__DESCRIPTION OF THE TASK__. Give every entry again, word for word and in full.

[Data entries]
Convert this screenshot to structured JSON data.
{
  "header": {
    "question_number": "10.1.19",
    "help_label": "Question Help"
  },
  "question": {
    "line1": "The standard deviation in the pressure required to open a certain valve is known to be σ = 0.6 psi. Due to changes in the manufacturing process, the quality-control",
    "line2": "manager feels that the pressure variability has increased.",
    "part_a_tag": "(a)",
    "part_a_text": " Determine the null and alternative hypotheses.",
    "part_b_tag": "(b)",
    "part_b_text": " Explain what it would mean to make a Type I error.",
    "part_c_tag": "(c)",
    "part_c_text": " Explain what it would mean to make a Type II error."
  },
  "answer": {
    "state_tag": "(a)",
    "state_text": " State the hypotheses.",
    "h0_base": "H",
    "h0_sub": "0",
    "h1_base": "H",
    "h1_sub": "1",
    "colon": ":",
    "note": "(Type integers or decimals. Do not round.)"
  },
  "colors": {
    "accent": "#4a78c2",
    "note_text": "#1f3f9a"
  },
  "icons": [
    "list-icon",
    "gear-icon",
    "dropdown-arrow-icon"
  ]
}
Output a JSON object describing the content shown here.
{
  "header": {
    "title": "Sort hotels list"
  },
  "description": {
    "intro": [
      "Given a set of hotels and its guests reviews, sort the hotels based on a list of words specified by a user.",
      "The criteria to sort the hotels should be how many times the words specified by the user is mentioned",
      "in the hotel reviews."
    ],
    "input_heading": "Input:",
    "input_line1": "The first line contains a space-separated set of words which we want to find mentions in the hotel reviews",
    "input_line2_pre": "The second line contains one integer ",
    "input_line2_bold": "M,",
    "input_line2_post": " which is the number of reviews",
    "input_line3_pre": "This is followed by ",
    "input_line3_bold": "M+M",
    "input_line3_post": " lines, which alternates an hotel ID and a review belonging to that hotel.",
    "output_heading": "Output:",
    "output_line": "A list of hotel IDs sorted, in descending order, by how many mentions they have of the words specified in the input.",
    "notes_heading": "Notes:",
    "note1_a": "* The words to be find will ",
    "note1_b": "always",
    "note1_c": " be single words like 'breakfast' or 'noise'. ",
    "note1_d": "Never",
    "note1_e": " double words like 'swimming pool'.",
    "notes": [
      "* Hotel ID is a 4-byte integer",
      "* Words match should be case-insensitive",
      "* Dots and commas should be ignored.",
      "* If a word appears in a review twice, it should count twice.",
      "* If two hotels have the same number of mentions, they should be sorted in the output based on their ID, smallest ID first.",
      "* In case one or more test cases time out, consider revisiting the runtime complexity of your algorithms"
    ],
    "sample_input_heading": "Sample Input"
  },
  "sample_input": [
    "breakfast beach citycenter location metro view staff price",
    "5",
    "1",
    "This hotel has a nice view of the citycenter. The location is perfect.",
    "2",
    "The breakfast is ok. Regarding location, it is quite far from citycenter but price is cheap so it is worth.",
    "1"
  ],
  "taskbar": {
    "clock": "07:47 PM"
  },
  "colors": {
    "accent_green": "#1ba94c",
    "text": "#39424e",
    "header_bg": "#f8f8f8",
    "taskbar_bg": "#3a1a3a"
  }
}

__SOLVED EXERCISE__.
Convert this screenshot to structured JSON data.
{
  "header": {
    "question_number": "10.1.19",
    "help_label": "Question Help"
  },
  "question": {
    "line1": "The standard deviation in the pressure required to open a certain valve is known to be σ = 0.6 psi. Due to changes in the manufacturing process, the quality-control",
    "line2": "manager feels that the pressure variability has increased.",
    "part_a_tag": "(a)",
    "part_a_text": " Determine the null and alternative hypotheses.",
    "part_b_tag": "(b)",
    "part_b_text": " Explain what it would mean to make a Type I error.",
    "part_c_tag": "(c)",
    "part_c_text": " Explain what it would mean to make a Type II error."
  },
  "answer": {
    "state_tag": "(a)",
    "state_text": " State the hypotheses.",
    "h0_base": "H",
    "h0_sub": "0",
    "h1_base": "H",
    "h1_sub": "1",
    "colon": ":",
    "note": "(Type integers or decimals. Do not round.)"
  },
  "colors": {
    "accent": "#4a78c2",
    "note_text": "#1f3f9a"
  },
  "icons": [
    "list-icon",
    "gear-icon",
    "dropdown-arrow-icon"
  ]
}
Output a JSON object describing the content shown here.
{
  "header": {
    "title": "Sort hotels list"
  },
  "description": {
    "intro": [
      "Given a set of hotels and its guests reviews, sort the hotels based on a list of words specified by a user.",
      "The criteria to sort the hotels should be how many times the words specified by the user is mentioned",
      "in the hotel reviews."
    ],
    "input_heading": "Input:",
    "input_line1": "The first line contains a space-separated set of words which we want to find mentions in the hotel reviews",
    "input_line2_pre": "The second line contains one integer ",
    "input_line2_bold": "M,",
    "input_line2_post": " which is the number of reviews",
    "input_line3_pre": "This is followed by ",
    "input_line3_bold": "M+M",
    "input_line3_post": " lines, which alternates an hotel ID and a review belonging to that hotel.",
    "output_heading": "Output:",
    "output_line": "A list of hotel IDs sorted, in descending order, by how many mentions they have of the words specified in the input.",
    "notes_heading": "Notes:",
    "note1_a": "* The words to be find will ",
    "note1_b": "always",
    "note1_c": " be single words like 'breakfast' or 'noise'. ",
    "note1_d": "Never",
    "note1_e": " double words like 'swimming pool'.",
    "notes": [
      "* Hotel ID is a 4-byte integer",
      "* Words match should be case-insensitive",
      "* Dots and commas should be ignored.",
      "* If a word appears in a review twice, it should count twice.",
      "* If two hotels have the same number of mentions, they should be sorted in the output based on their ID, smallest ID first.",
      "* In case one or more test cases time out, consider revisiting the runtime complexity of your algorithms"
    ],
    "sample_input_heading": "Sample Input"
  },
  "sample_input": [
    "breakfast beach citycenter location metro view staff price",
    "5",
    "1",
    "This hotel has a nice view of the citycenter. The location is perfect.",
    "2",
    "The breakfast is ok. Regarding location, it is quite far from citycenter but price is cheap so it is worth.",
    "1"
  ],
  "taskbar": {
    "clock": "07:47 PM"
  },
  "colors": {
    "accent_green": "#1ba94c",
    "text": "#39424e",
    "header_bg": "#f8f8f8",
    "taskbar_bg": "#3a1a3a"
  }
}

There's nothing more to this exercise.